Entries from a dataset
>>>>

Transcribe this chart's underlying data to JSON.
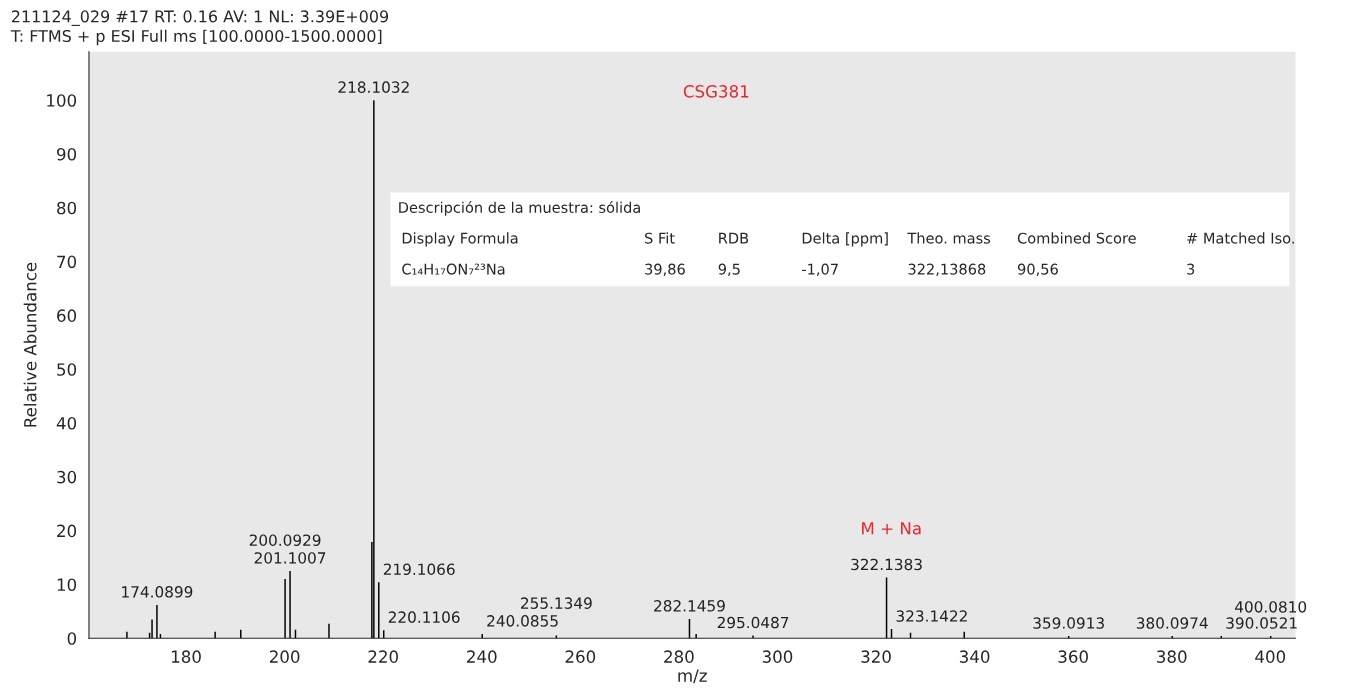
{
  "chart_data": {
    "type": "bar",
    "title": "211124_029 #17 RT: 0.16 AV: 1 NL: 3.39E+009",
    "subtitle": "T: FTMS + p ESI Full ms [100.0000-1500.0000]",
    "xlabel": "m/z",
    "ylabel": "Relative Abundance",
    "x": [
      168.0,
      172.6,
      173.1,
      174.0899,
      174.8,
      185.9,
      191.1,
      200.0929,
      201.1007,
      202.2,
      209.0,
      217.7,
      218.1032,
      219.1066,
      220.1106,
      240.0855,
      255.1349,
      282.1459,
      283.5,
      295.0487,
      322.1383,
      323.1422,
      327.0,
      337.9,
      359.0913,
      380.0974,
      390.0521,
      400.081
    ],
    "values": [
      1.2,
      1.0,
      3.5,
      6.2,
      0.8,
      1.2,
      1.6,
      11.0,
      12.5,
      1.6,
      2.7,
      17.9,
      100,
      10.4,
      1.5,
      0.8,
      0.5,
      3.6,
      0.8,
      0.5,
      11.3,
      1.7,
      1.0,
      1.2,
      0.4,
      0.4,
      0.4,
      0.4
    ],
    "color": "#000000",
    "xlim": [
      160.3,
      405.1
    ],
    "xticks": [
      180,
      200,
      220,
      240,
      260,
      280,
      300,
      320,
      340,
      360,
      380,
      400
    ],
    "ylim": [
      0,
      109
    ],
    "yticks": [
      0,
      10,
      20,
      30,
      40,
      50,
      60,
      70,
      80,
      90,
      100
    ],
    "annotations": [
      "CSG381",
      "M + Na",
      "Descripción de la muestra: sólida",
      "Display Formula",
      "S Fit",
      "RDB",
      "Delta [ppm]",
      "Theo. mass",
      "Combined Score",
      "# Matched Iso.",
      "C₁₄H₁₇ON₇²³Na",
      "39,86",
      "9,5",
      "-1,07",
      "322,13868",
      "90,56",
      "3",
      {
        "text": "218.1032",
        "x": 218.1032,
        "y": 100
      },
      {
        "text": "322.1383",
        "x": 322.1383,
        "y": 11.3
      },
      {
        "text": "201.1007",
        "x": 201.1007,
        "y": 12.5
      },
      {
        "text": "200.0929",
        "x": 200.0929,
        "y": 11.0
      },
      {
        "text": "219.1066",
        "x": 219.1066,
        "y": 10.4
      },
      {
        "text": "174.0899",
        "x": 174.0899,
        "y": 6.2
      },
      {
        "text": "282.1459",
        "x": 282.1459,
        "y": 3.6
      },
      {
        "text": "323.1422",
        "x": 323.1422,
        "y": 1.7
      },
      {
        "text": "220.1106",
        "x": 220.1106,
        "y": 1.5
      },
      {
        "text": "240.0855",
        "x": 240.0855,
        "y": 0.8
      },
      {
        "text": "255.1349",
        "x": 255.1349,
        "y": 0.5
      },
      {
        "text": "295.0487",
        "x": 295.0487,
        "y": 0.5
      },
      {
        "text": "359.0913",
        "x": 359.0913,
        "y": 0.4
      },
      {
        "text": "380.0974",
        "x": 380.0974,
        "y": 0.4
      },
      {
        "text": "390.0521",
        "x": 390.0521,
        "y": 0.4
      },
      {
        "text": "400.0810",
        "x": 400.081,
        "y": 0.4
      }
    ]
  }
}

<<<<

Without the pictures, repeat the listing above exactly.

Transcribe this chart's underlying data to JSON.
{
  "chart_data": {
    "type": "bar",
    "title": "211124_029 #17 RT: 0.16 AV: 1 NL: 3.39E+009",
    "subtitle": "T: FTMS + p ESI Full ms [100.0000-1500.0000]",
    "xlabel": "m/z",
    "ylabel": "Relative Abundance",
    "x": [
      168.0,
      172.6,
      173.1,
      174.0899,
      174.8,
      185.9,
      191.1,
      200.0929,
      201.1007,
      202.2,
      209.0,
      217.7,
      218.1032,
      219.1066,
      220.1106,
      240.0855,
      255.1349,
      282.1459,
      283.5,
      295.0487,
      322.1383,
      323.1422,
      327.0,
      337.9,
      359.0913,
      380.0974,
      390.0521,
      400.081
    ],
    "values": [
      1.2,
      1.0,
      3.5,
      6.2,
      0.8,
      1.2,
      1.6,
      11.0,
      12.5,
      1.6,
      2.7,
      17.9,
      100,
      10.4,
      1.5,
      0.8,
      0.5,
      3.6,
      0.8,
      0.5,
      11.3,
      1.7,
      1.0,
      1.2,
      0.4,
      0.4,
      0.4,
      0.4
    ],
    "color": "#000000",
    "xlim": [
      160.3,
      405.1
    ],
    "xticks": [
      180,
      200,
      220,
      240,
      260,
      280,
      300,
      320,
      340,
      360,
      380,
      400
    ],
    "ylim": [
      0,
      109
    ],
    "yticks": [
      0,
      10,
      20,
      30,
      40,
      50,
      60,
      70,
      80,
      90,
      100
    ],
    "annotations": [
      "CSG381",
      "M + Na",
      "Descripción de la muestra: sólida",
      "Display Formula",
      "S Fit",
      "RDB",
      "Delta [ppm]",
      "Theo. mass",
      "Combined Score",
      "# Matched Iso.",
      "C₁₄H₁₇ON₇²³Na",
      "39,86",
      "9,5",
      "-1,07",
      "322,13868",
      "90,56",
      "3",
      {
        "text": "218.1032",
        "x": 218.1032,
        "y": 100
      },
      {
        "text": "322.1383",
        "x": 322.1383,
        "y": 11.3
      },
      {
        "text": "201.1007",
        "x": 201.1007,
        "y": 12.5
      },
      {
        "text": "200.0929",
        "x": 200.0929,
        "y": 11.0
      },
      {
        "text": "219.1066",
        "x": 219.1066,
        "y": 10.4
      },
      {
        "text": "174.0899",
        "x": 174.0899,
        "y": 6.2
      },
      {
        "text": "282.1459",
        "x": 282.1459,
        "y": 3.6
      },
      {
        "text": "323.1422",
        "x": 323.1422,
        "y": 1.7
      },
      {
        "text": "220.1106",
        "x": 220.1106,
        "y": 1.5
      },
      {
        "text": "240.0855",
        "x": 240.0855,
        "y": 0.8
      },
      {
        "text": "255.1349",
        "x": 255.1349,
        "y": 0.5
      },
      {
        "text": "295.0487",
        "x": 295.0487,
        "y": 0.5
      },
      {
        "text": "359.0913",
        "x": 359.0913,
        "y": 0.4
      },
      {
        "text": "380.0974",
        "x": 380.0974,
        "y": 0.4
      },
      {
        "text": "390.0521",
        "x": 390.0521,
        "y": 0.4
      },
      {
        "text": "400.0810",
        "x": 400.081,
        "y": 0.4
      }
    ]
  }
}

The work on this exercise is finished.